* [REQUIRED WORK]: Find the lines with the string "desc" and return them.

(Data entries)
▬▬▬▬▬▬▬▬▬▬

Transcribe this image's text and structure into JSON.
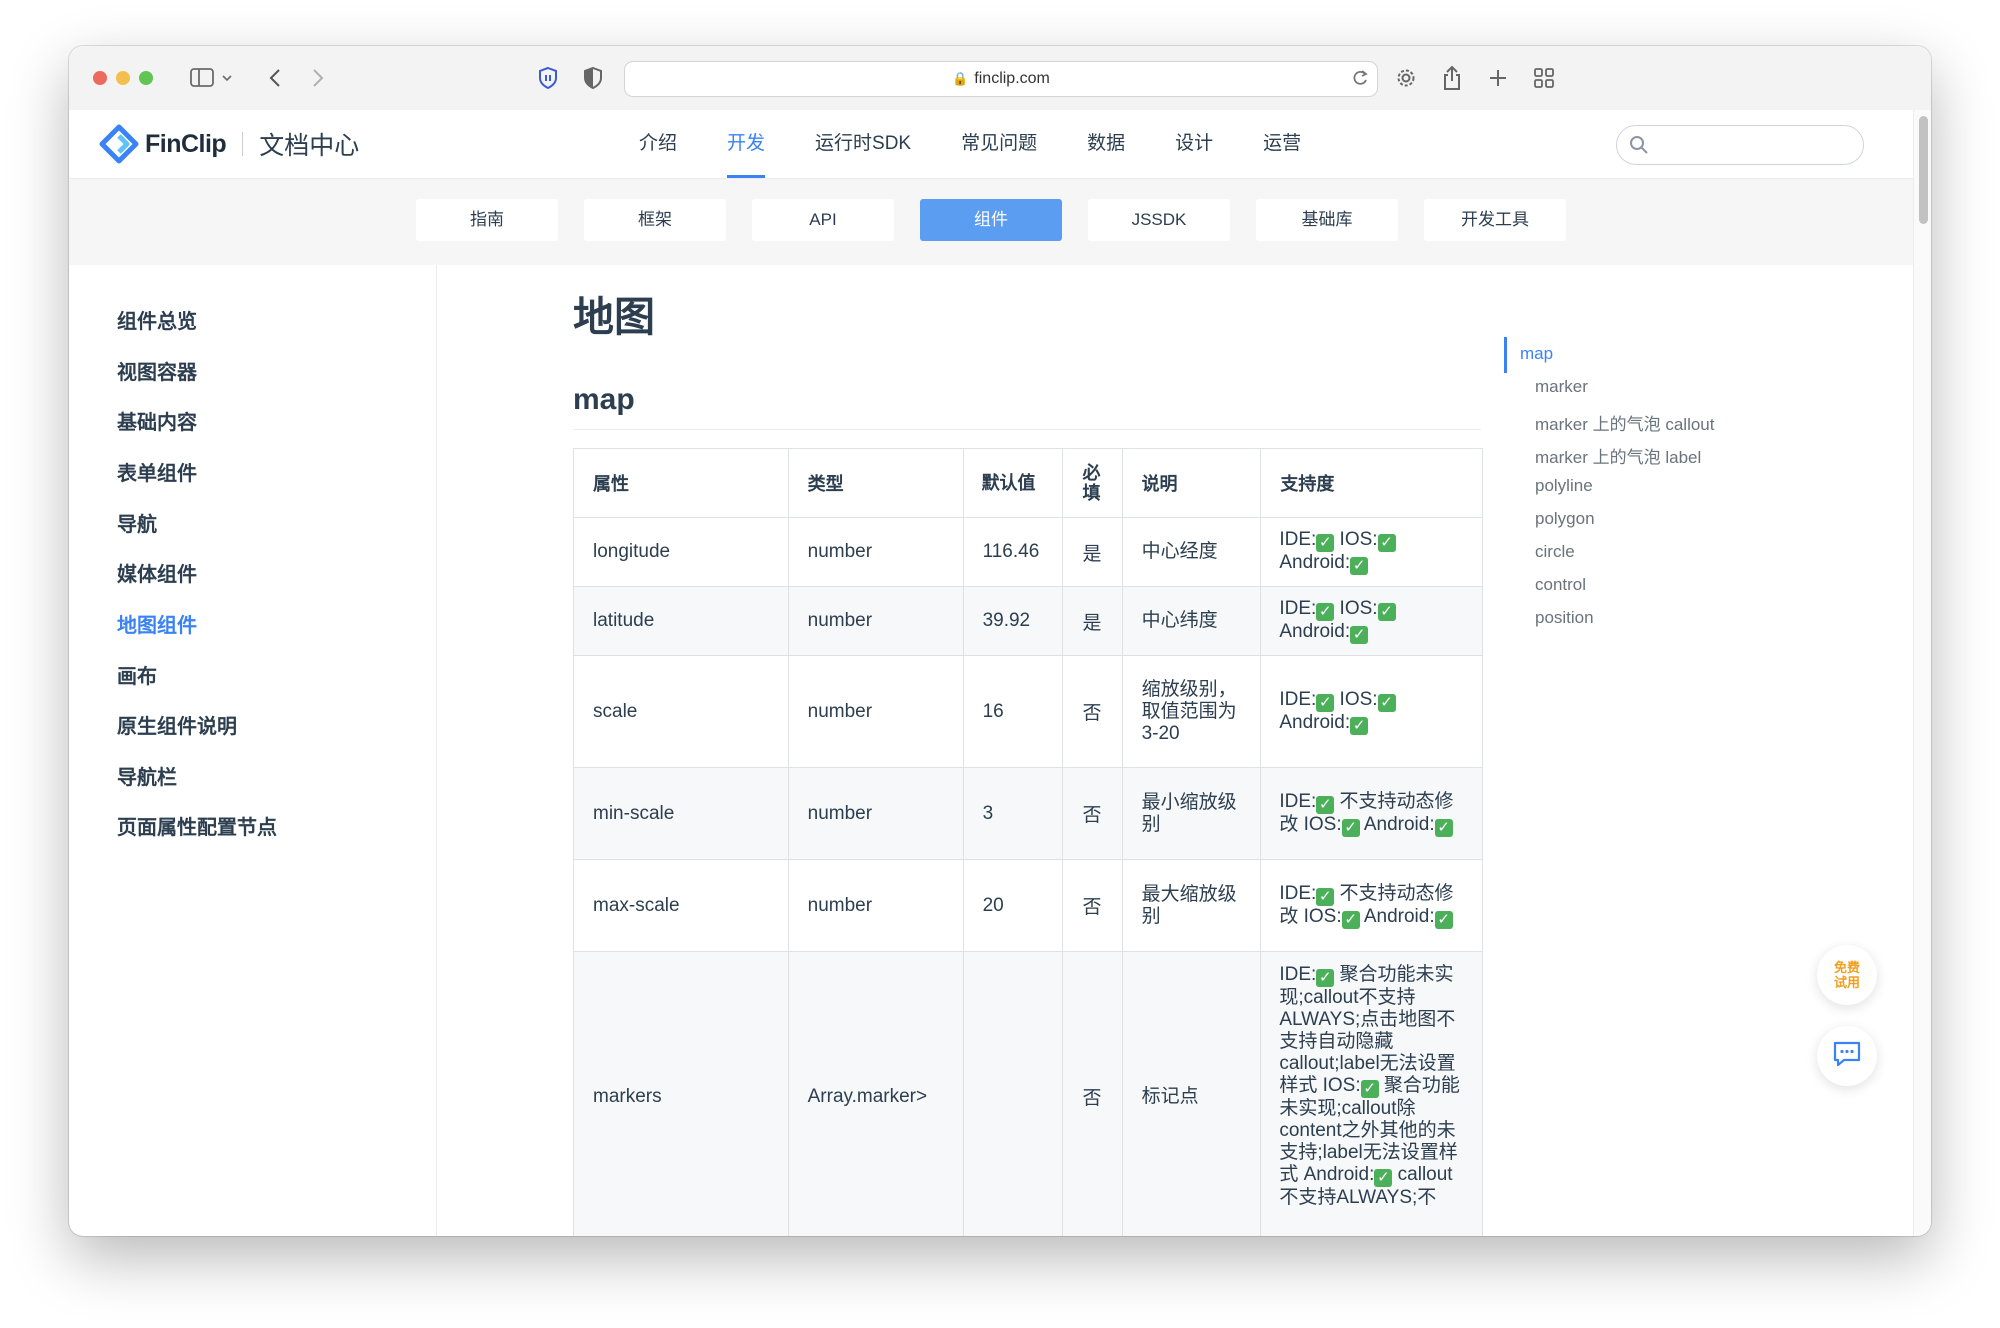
{
  "browser": {
    "url": "finclip.com"
  },
  "header": {
    "logo_text": "FinClip",
    "doc_center": "文档中心",
    "nav": [
      "介绍",
      "开发",
      "运行时SDK",
      "常见问题",
      "数据",
      "设计",
      "运营"
    ],
    "active_nav": "开发"
  },
  "subnav": {
    "tabs": [
      "指南",
      "框架",
      "API",
      "组件",
      "JSSDK",
      "基础库",
      "开发工具"
    ],
    "active": "组件"
  },
  "sidebar": {
    "items": [
      "组件总览",
      "视图容器",
      "基础内容",
      "表单组件",
      "导航",
      "媒体组件",
      "地图组件",
      "画布",
      "原生组件说明",
      "导航栏",
      "页面属性配置节点"
    ],
    "active": "地图组件"
  },
  "content": {
    "page_title": "地图",
    "section_title": "map",
    "table": {
      "headers": [
        "属性",
        "类型",
        "默认值",
        "必填",
        "说明",
        "支持度"
      ],
      "rows": [
        {
          "prop": "longitude",
          "type": "number",
          "default": "116.46",
          "required": "是",
          "desc": "中心经度",
          "support": [
            "IDE:",
            "✓",
            " IOS:",
            "✓",
            " Android:",
            "✓"
          ]
        },
        {
          "prop": "latitude",
          "type": "number",
          "default": "39.92",
          "required": "是",
          "desc": "中心纬度",
          "support": [
            "IDE:",
            "✓",
            " IOS:",
            "✓",
            " Android:",
            "✓"
          ]
        },
        {
          "prop": "scale",
          "type": "number",
          "default": "16",
          "required": "否",
          "desc": "缩放级别，取值范围为3-20",
          "support": [
            "IDE:",
            "✓",
            " IOS:",
            "✓",
            " Android:",
            "✓"
          ]
        },
        {
          "prop": "min-scale",
          "type": "number",
          "default": "3",
          "required": "否",
          "desc": "最小缩放级别",
          "support": [
            "IDE:",
            "✓",
            " 不支持动态修改 IOS:",
            "✓",
            " Android:",
            "✓"
          ]
        },
        {
          "prop": "max-scale",
          "type": "number",
          "default": "20",
          "required": "否",
          "desc": "最大缩放级别",
          "support": [
            "IDE:",
            "✓",
            " 不支持动态修改 IOS:",
            "✓",
            " Android:",
            "✓"
          ]
        },
        {
          "prop": "markers",
          "type": "Array.marker>",
          "default": "",
          "required": "否",
          "desc": "标记点",
          "support": [
            "IDE:",
            "✓",
            " 聚合功能未实现;callout不支持ALWAYS;点击地图不支持自动隐藏callout;label无法设置样式 IOS:",
            "✓",
            " 聚合功能未实现;callout除content之外其他的未支持;label无法设置样式 Android:",
            "✓",
            " callout不支持ALWAYS;不"
          ]
        }
      ]
    }
  },
  "toc": {
    "items": [
      "map",
      "marker",
      "marker 上的气泡 callout",
      "marker 上的气泡 label",
      "polyline",
      "polygon",
      "circle",
      "control",
      "position"
    ],
    "active": "map"
  },
  "floating": {
    "trial_label": "免费试用"
  },
  "colors": {
    "accent": "#3a82f6",
    "check": "#4cb05a",
    "trial": "#f0a020"
  }
}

▬▬▬▬▬▬▬▬▬▬

* [RESPONSE TO THE EXERCISE]:
          "desc": "中心经度",
          "desc": "中心纬度",
          "desc": "缩放级别，取值范围为3-20",
          "desc": "最小缩放级别",
          "desc": "最大缩放级别",
          "desc": "标记点",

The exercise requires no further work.